● GIVEN RECORDS:
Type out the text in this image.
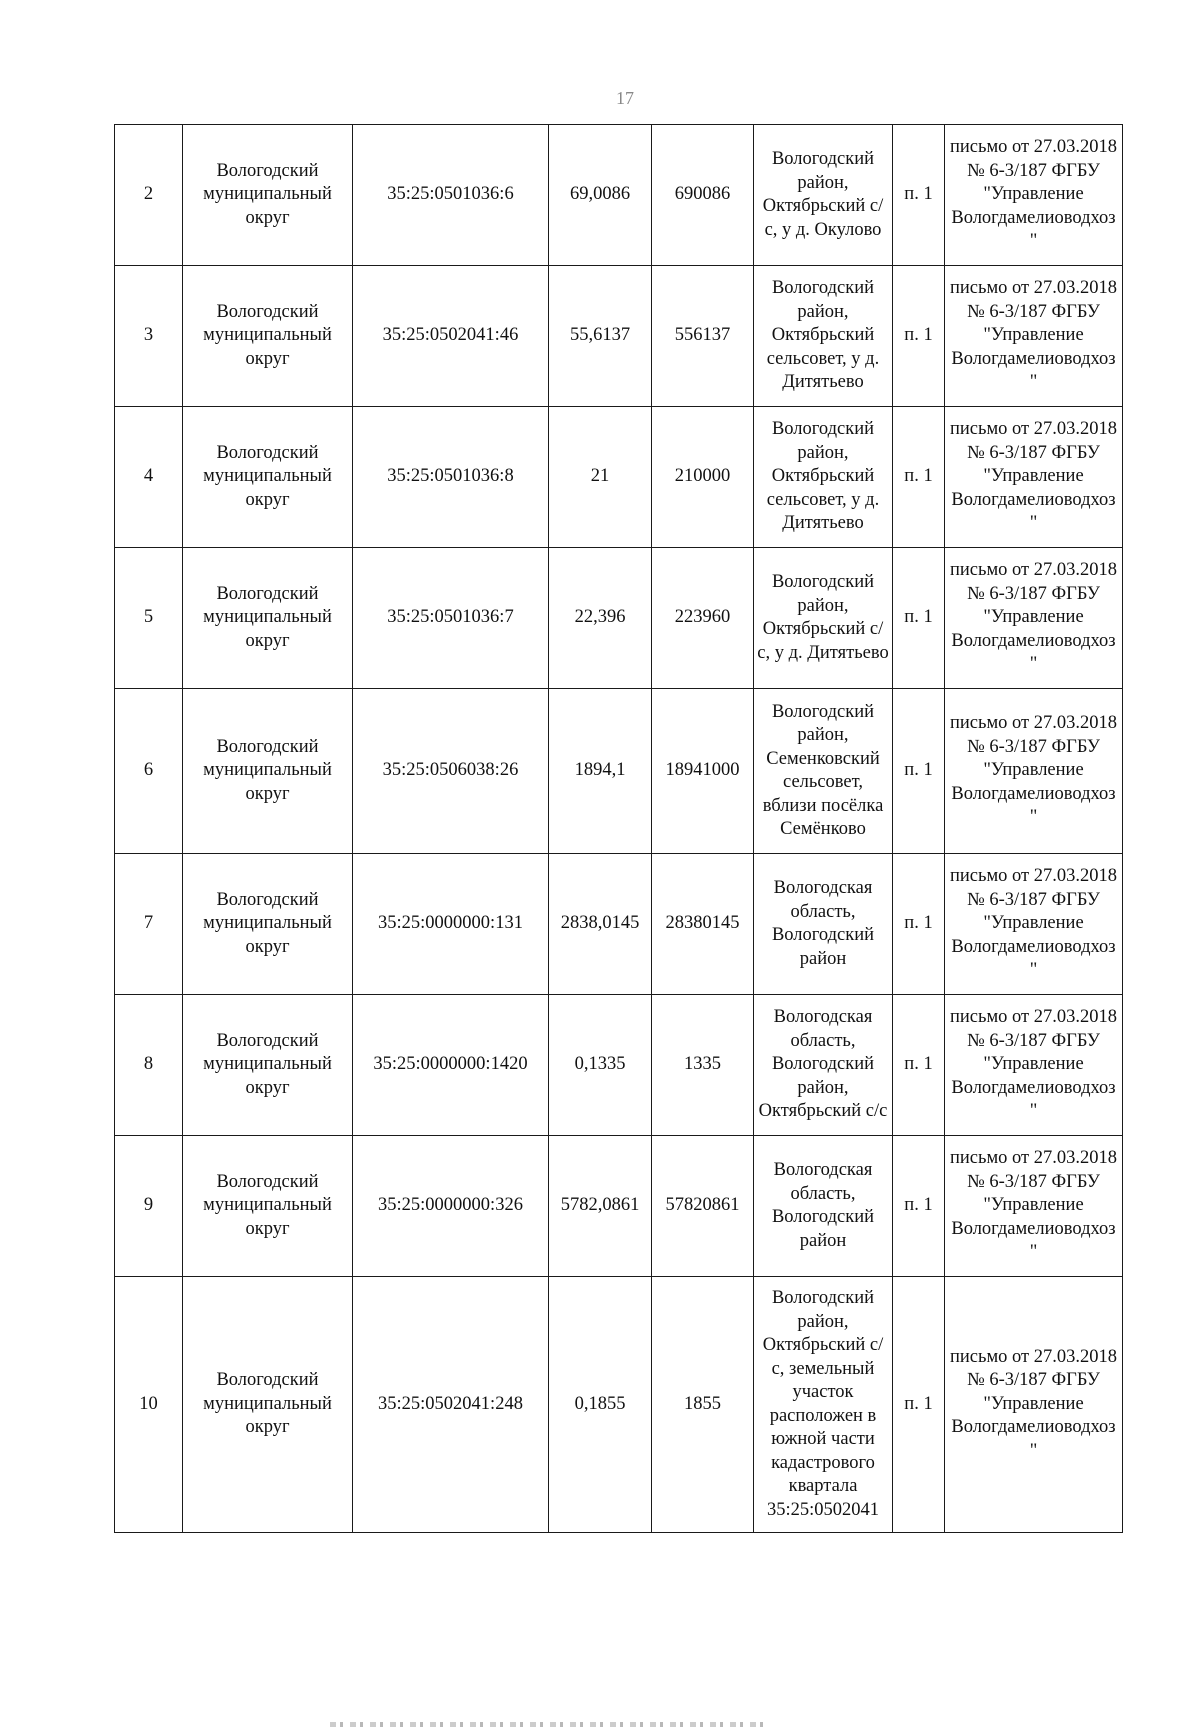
17
2	Вологодский муниципальный округ	35:25:0501036:6	69,0086	690086	Вологодский район, Октябрьский с/с, у д. Окулово	п. 1	письмо от 27.03.2018 № 6-3/187 ФГБУ "Управление Вологдамелиоводхоз"
3	Вологодский муниципальный округ	35:25:0502041:46	55,6137	556137	Вологодский район, Октябрьский сельсовет, у д. Дитятьево	п. 1	письмо от 27.03.2018 № 6-3/187 ФГБУ "Управление Вологдамелиоводхоз"
4	Вологодский муниципальный округ	35:25:0501036:8	21	210000	Вологодский район, Октябрьский сельсовет, у д. Дитятьево	п. 1	письмо от 27.03.2018 № 6-3/187 ФГБУ "Управление Вологдамелиоводхоз"
5	Вологодский муниципальный округ	35:25:0501036:7	22,396	223960	Вологодский район, Октябрьский с/с, у д. Дитятьево	п. 1	письмо от 27.03.2018 № 6-3/187 ФГБУ "Управление Вологдамелиоводхоз"
6	Вологодский муниципальный округ	35:25:0506038:26	1894,1	18941000	Вологодский район, Семенковский сельсовет, вблизи посёлка Семёнково	п. 1	письмо от 27.03.2018 № 6-3/187 ФГБУ "Управление Вологдамелиоводхоз"
7	Вологодский муниципальный округ	35:25:0000000:131	2838,0145	28380145	Вологодская область, Вологодский район	п. 1	письмо от 27.03.2018 № 6-3/187 ФГБУ "Управление Вологдамелиоводхоз"
8	Вологодский муниципальный округ	35:25:0000000:1420	0,1335	1335	Вологодская область, Вологодский район, Октябрьский с/с	п. 1	письмо от 27.03.2018 № 6-3/187 ФГБУ "Управление Вологдамелиоводхоз"
9	Вологодский муниципальный округ	35:25:0000000:326	5782,0861	57820861	Вологодская область, Вологодский район	п. 1	письмо от 27.03.2018 № 6-3/187 ФГБУ "Управление Вологдамелиоводхоз"
10	Вологодский муниципальный округ	35:25:0502041:248	0,1855	1855	Вологодский район, Октябрьский с/с, земельный участок расположен в южной части кадастрового квартала 35:25:0502041	п. 1	письмо от 27.03.2018 № 6-3/187 ФГБУ "Управление Вологдамелиоводхоз"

● EXERCISE DETAILS: Each entry above should be reproduced exactly, with the pictures removed.

● SOLVED PROBLEM:
Type out the text in this image.
17
2	Вологодский муниципальный округ	35:25:0501036:6	69,0086	690086	Вологодский район, Октябрьский с/с, у д. Окулово	п. 1	письмо от 27.03.2018 № 6-3/187 ФГБУ "Управление Вологдамелиоводхоз"
3	Вологодский муниципальный округ	35:25:0502041:46	55,6137	556137	Вологодский район, Октябрьский сельсовет, у д. Дитятьево	п. 1	письмо от 27.03.2018 № 6-3/187 ФГБУ "Управление Вологдамелиоводхоз"
4	Вологодский муниципальный округ	35:25:0501036:8	21	210000	Вологодский район, Октябрьский сельсовет, у д. Дитятьево	п. 1	письмо от 27.03.2018 № 6-3/187 ФГБУ "Управление Вологдамелиоводхоз"
5	Вологодский муниципальный округ	35:25:0501036:7	22,396	223960	Вологодский район, Октябрьский с/с, у д. Дитятьево	п. 1	письмо от 27.03.2018 № 6-3/187 ФГБУ "Управление Вологдамелиоводхоз"
6	Вологодский муниципальный округ	35:25:0506038:26	1894,1	18941000	Вологодский район, Семенковский сельсовет, вблизи посёлка Семёнково	п. 1	письмо от 27.03.2018 № 6-3/187 ФГБУ "Управление Вологдамелиоводхоз"
7	Вологодский муниципальный округ	35:25:0000000:131	2838,0145	28380145	Вологодская область, Вологодский район	п. 1	письмо от 27.03.2018 № 6-3/187 ФГБУ "Управление Вологдамелиоводхоз"
8	Вологодский муниципальный округ	35:25:0000000:1420	0,1335	1335	Вологодская область, Вологодский район, Октябрьский с/с	п. 1	письмо от 27.03.2018 № 6-3/187 ФГБУ "Управление Вологдамелиоводхоз"
9	Вологодский муниципальный округ	35:25:0000000:326	5782,0861	57820861	Вологодская область, Вологодский район	п. 1	письмо от 27.03.2018 № 6-3/187 ФГБУ "Управление Вологдамелиоводхоз"
10	Вологодский муниципальный округ	35:25:0502041:248	0,1855	1855	Вологодский район, Октябрьский с/с, земельный участок расположен в южной части кадастрового квартала 35:25:0502041	п. 1	письмо от 27.03.2018 № 6-3/187 ФГБУ "Управление Вологдамелиоводхоз"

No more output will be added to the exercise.